** Task brief **
In the entries below, find the lines with the word "Moorbahnfahrt" and copy them.

[Data items]
· · · · · · ·
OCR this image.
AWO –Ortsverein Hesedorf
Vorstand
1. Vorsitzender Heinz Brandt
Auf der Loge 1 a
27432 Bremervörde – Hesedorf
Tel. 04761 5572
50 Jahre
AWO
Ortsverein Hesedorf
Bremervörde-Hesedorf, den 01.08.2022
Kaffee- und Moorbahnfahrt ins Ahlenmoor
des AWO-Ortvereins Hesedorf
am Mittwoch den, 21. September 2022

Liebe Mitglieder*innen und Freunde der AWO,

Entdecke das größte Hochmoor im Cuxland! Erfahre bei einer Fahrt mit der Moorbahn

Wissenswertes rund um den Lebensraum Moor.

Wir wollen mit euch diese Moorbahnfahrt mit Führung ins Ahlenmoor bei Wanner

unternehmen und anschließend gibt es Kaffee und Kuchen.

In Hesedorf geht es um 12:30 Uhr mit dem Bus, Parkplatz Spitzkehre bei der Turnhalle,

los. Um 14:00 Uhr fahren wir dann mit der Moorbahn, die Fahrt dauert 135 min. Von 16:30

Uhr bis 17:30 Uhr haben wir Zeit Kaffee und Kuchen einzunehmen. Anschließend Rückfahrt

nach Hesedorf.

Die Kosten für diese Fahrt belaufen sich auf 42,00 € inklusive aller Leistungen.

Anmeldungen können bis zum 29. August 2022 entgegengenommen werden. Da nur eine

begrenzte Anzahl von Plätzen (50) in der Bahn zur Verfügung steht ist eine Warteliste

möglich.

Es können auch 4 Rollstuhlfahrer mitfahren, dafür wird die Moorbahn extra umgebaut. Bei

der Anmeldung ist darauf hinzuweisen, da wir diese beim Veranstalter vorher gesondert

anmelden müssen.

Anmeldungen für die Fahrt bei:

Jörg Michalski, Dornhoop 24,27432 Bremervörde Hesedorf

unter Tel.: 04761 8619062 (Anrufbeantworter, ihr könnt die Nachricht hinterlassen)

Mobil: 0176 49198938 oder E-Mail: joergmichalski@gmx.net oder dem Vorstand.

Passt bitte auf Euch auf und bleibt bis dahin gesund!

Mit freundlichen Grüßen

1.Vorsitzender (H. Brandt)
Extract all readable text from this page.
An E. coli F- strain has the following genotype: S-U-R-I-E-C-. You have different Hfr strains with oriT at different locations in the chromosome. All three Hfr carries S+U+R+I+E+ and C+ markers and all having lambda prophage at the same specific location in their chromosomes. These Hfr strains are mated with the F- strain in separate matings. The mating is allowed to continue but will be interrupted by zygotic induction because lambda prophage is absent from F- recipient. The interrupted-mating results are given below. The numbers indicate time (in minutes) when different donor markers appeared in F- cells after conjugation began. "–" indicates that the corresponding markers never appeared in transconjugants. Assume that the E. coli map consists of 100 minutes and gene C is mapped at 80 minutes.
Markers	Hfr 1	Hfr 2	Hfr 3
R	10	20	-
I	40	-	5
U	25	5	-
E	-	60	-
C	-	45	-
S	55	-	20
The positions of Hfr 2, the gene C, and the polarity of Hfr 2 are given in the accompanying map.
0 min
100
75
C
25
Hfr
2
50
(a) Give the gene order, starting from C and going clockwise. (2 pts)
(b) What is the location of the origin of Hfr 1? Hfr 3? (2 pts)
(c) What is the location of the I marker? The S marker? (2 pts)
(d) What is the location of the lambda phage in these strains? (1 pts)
· · · · · · ·
** Solved exercise **
Kaffee- und Moorbahnfahrt ins Ahlenmoor
Wir wollen mit euch diese Moorbahnfahrt mit Führung ins Ahlenmoor bei Wanner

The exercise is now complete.